Problem statement ::
Check each line of the listing below for the string "otwartej", and copy the ones that have it.

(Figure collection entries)
^^^^^^^^

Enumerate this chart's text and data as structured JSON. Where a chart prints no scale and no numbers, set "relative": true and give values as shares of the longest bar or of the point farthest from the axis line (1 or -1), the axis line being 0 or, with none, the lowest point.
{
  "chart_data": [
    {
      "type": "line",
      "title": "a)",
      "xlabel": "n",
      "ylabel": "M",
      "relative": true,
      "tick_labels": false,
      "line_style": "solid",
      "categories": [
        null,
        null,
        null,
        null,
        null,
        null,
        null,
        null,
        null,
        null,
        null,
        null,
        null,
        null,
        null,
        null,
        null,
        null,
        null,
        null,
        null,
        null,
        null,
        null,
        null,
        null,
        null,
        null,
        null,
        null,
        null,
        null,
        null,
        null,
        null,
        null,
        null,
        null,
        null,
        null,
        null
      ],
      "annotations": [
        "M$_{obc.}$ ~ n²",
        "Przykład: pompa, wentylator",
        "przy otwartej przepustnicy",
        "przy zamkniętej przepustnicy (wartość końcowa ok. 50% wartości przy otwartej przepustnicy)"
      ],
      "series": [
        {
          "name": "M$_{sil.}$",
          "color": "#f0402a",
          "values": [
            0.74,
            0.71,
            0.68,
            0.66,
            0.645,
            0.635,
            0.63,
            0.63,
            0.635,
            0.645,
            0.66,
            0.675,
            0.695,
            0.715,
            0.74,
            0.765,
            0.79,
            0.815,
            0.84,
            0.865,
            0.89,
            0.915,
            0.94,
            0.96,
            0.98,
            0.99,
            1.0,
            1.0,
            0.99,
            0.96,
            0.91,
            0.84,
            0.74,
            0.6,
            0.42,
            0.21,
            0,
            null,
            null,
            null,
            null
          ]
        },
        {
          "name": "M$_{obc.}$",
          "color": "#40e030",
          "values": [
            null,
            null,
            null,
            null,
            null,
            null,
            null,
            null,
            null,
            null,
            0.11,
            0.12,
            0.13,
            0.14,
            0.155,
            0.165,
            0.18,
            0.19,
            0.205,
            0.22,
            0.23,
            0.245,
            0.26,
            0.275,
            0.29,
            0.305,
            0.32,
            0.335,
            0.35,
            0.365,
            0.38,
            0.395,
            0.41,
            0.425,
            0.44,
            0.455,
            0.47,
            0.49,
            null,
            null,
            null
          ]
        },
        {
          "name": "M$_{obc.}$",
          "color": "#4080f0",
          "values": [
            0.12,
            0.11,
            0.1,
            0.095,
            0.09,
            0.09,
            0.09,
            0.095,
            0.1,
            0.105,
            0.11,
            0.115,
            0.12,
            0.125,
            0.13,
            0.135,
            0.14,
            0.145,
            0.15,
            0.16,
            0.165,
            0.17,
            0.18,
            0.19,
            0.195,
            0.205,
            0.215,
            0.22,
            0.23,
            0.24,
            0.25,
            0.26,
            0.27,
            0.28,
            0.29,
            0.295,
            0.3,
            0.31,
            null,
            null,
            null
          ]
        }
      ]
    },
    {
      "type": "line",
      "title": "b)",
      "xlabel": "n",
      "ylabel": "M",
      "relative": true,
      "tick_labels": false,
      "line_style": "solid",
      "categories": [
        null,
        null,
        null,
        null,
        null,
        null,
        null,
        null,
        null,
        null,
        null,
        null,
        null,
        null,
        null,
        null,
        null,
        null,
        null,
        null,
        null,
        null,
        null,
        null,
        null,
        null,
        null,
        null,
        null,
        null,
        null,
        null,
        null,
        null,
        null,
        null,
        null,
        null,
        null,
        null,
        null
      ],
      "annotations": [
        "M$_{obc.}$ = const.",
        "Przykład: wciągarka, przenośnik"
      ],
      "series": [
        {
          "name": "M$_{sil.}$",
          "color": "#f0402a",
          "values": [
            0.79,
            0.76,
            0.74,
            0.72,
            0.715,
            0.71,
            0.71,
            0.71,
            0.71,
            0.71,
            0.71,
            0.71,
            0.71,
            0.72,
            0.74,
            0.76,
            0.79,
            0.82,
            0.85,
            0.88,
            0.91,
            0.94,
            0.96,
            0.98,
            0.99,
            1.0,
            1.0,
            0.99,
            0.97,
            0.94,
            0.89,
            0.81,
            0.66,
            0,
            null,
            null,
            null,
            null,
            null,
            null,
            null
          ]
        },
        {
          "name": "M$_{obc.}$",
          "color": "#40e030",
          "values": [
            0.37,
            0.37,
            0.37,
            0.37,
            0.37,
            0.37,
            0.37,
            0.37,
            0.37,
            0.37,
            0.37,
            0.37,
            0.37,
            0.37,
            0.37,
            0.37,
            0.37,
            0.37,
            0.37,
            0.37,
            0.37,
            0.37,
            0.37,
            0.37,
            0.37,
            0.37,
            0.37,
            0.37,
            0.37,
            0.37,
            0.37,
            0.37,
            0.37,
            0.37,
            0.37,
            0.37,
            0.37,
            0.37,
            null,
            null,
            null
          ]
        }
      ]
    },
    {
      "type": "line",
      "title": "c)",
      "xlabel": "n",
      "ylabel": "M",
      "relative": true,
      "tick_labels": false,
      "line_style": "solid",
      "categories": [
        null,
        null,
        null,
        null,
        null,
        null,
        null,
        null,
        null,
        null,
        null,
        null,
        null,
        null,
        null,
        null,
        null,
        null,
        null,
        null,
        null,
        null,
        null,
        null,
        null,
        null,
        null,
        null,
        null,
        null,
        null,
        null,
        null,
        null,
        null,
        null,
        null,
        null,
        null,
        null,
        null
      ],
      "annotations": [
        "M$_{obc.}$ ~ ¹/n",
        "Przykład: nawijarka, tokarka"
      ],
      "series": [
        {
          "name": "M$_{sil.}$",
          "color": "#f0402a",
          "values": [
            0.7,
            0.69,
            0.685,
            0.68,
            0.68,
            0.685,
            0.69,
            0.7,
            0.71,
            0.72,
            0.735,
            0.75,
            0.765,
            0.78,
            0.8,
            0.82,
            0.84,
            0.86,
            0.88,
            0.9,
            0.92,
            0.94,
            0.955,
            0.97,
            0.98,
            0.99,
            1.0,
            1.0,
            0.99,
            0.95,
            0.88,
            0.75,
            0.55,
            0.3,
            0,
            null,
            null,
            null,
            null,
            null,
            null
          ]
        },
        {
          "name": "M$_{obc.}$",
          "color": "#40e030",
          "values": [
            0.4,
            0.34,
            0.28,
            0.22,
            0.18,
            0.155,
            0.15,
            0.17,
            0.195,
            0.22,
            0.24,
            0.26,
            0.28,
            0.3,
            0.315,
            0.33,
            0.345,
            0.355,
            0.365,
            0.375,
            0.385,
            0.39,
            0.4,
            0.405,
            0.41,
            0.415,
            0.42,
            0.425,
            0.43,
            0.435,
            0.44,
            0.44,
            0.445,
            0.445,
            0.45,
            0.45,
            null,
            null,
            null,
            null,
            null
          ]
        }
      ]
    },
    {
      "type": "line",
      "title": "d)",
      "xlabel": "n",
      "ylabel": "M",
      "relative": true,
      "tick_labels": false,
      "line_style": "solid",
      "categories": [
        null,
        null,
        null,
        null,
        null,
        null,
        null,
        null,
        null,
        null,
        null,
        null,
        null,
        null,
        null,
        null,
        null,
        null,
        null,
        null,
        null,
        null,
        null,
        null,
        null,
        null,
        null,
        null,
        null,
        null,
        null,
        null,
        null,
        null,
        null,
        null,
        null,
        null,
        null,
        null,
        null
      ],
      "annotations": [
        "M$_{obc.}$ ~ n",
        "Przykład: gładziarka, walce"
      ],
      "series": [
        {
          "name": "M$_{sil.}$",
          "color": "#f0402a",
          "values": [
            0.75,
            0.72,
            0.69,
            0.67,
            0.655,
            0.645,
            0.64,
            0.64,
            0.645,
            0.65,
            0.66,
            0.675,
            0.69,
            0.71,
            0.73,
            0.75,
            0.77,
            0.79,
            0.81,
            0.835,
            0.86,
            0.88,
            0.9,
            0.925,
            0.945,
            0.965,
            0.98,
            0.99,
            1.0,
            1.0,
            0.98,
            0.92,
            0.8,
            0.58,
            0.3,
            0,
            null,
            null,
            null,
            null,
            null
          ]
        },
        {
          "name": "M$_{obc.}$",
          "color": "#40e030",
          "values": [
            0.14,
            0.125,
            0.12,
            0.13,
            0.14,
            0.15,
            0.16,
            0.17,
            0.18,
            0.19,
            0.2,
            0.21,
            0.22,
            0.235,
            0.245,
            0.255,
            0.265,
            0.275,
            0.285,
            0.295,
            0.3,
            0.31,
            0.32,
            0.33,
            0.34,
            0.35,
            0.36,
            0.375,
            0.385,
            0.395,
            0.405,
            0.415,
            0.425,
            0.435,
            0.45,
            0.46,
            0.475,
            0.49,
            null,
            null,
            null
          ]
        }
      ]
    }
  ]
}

^^^^^^^^

Result below ::
        "przy otwartej przepustnicy",
        "przy zamkniętej przepustnicy (wartość końcowa ok. 50% wartości przy otwartej przepustnicy)"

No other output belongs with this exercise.